Collect each line of the entries that holds the string "Postservicen".

# # # #

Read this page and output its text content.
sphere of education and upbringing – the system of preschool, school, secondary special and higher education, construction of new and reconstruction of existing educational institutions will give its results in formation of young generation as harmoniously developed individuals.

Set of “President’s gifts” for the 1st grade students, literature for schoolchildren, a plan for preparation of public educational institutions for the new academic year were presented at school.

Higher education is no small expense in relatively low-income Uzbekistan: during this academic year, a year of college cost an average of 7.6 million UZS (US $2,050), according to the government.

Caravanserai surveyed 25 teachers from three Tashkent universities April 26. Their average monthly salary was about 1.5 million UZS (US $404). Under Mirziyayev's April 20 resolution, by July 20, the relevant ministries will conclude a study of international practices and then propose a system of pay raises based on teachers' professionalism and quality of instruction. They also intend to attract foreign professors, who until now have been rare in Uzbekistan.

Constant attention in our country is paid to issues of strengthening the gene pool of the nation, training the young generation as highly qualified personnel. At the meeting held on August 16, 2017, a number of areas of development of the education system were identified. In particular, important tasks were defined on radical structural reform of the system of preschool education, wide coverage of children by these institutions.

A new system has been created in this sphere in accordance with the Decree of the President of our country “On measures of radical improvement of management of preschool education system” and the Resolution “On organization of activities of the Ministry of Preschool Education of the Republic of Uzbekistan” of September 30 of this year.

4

# # # #

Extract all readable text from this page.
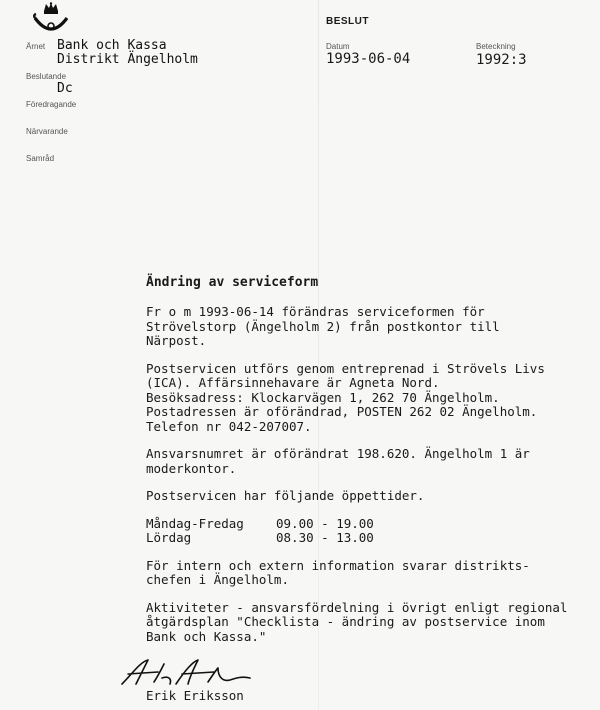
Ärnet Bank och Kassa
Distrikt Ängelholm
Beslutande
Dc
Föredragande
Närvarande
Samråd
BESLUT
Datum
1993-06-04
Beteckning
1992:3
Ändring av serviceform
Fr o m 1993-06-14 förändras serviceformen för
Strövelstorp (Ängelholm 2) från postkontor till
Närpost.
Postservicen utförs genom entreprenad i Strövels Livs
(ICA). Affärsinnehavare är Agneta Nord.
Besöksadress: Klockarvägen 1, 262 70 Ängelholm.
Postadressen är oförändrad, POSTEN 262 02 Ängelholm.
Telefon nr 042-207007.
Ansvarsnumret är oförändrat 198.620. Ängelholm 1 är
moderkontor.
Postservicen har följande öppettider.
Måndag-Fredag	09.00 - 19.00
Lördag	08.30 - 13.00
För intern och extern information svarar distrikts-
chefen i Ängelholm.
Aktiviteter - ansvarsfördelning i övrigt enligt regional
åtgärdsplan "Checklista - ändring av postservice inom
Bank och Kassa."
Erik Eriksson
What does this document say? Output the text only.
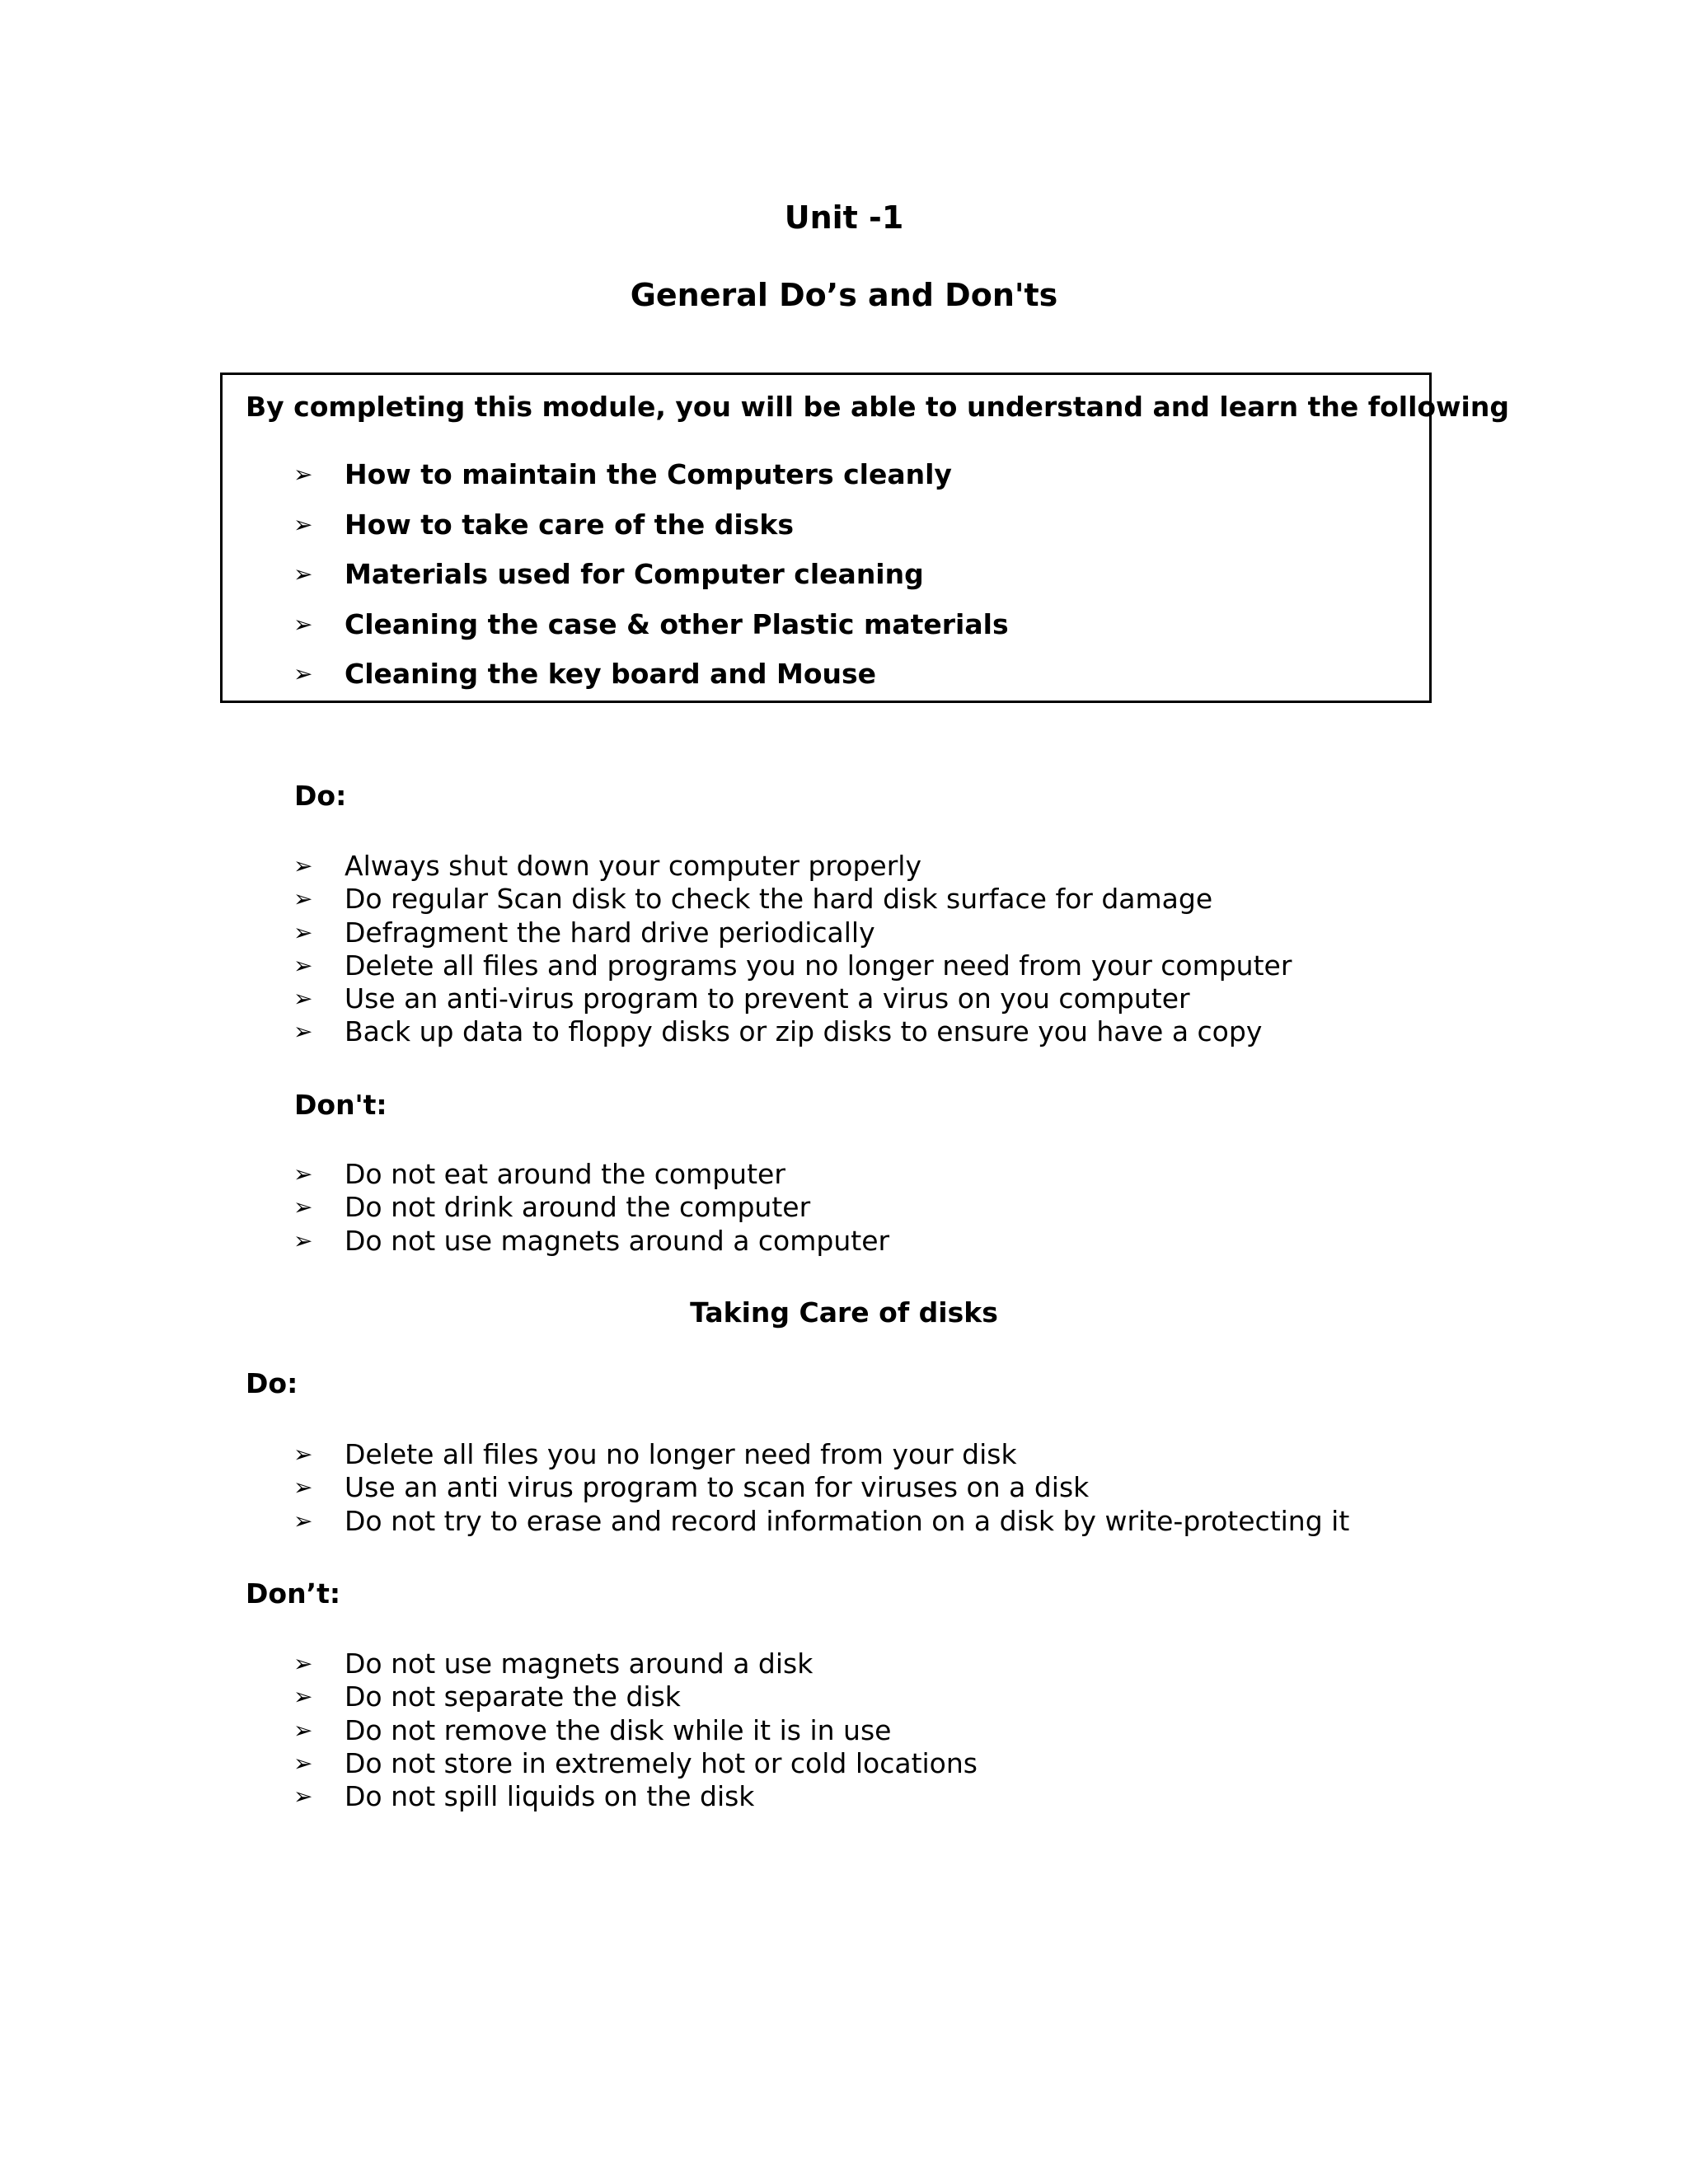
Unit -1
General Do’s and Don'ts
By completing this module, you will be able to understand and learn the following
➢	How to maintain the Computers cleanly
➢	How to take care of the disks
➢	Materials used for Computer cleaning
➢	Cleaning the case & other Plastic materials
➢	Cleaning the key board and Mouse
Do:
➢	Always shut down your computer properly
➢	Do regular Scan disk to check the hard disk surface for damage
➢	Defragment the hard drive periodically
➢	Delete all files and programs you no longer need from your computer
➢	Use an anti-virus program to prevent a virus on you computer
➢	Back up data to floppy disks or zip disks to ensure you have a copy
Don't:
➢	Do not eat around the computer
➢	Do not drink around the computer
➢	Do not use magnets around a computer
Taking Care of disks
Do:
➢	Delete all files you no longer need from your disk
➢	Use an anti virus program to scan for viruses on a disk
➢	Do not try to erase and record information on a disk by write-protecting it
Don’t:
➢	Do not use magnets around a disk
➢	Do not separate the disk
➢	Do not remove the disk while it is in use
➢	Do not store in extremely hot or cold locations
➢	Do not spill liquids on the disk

# # # #

▶ _Task answer_:
Postservicen utförs genom entreprenad i Strövels Livs
Postservicen har följande öppettider.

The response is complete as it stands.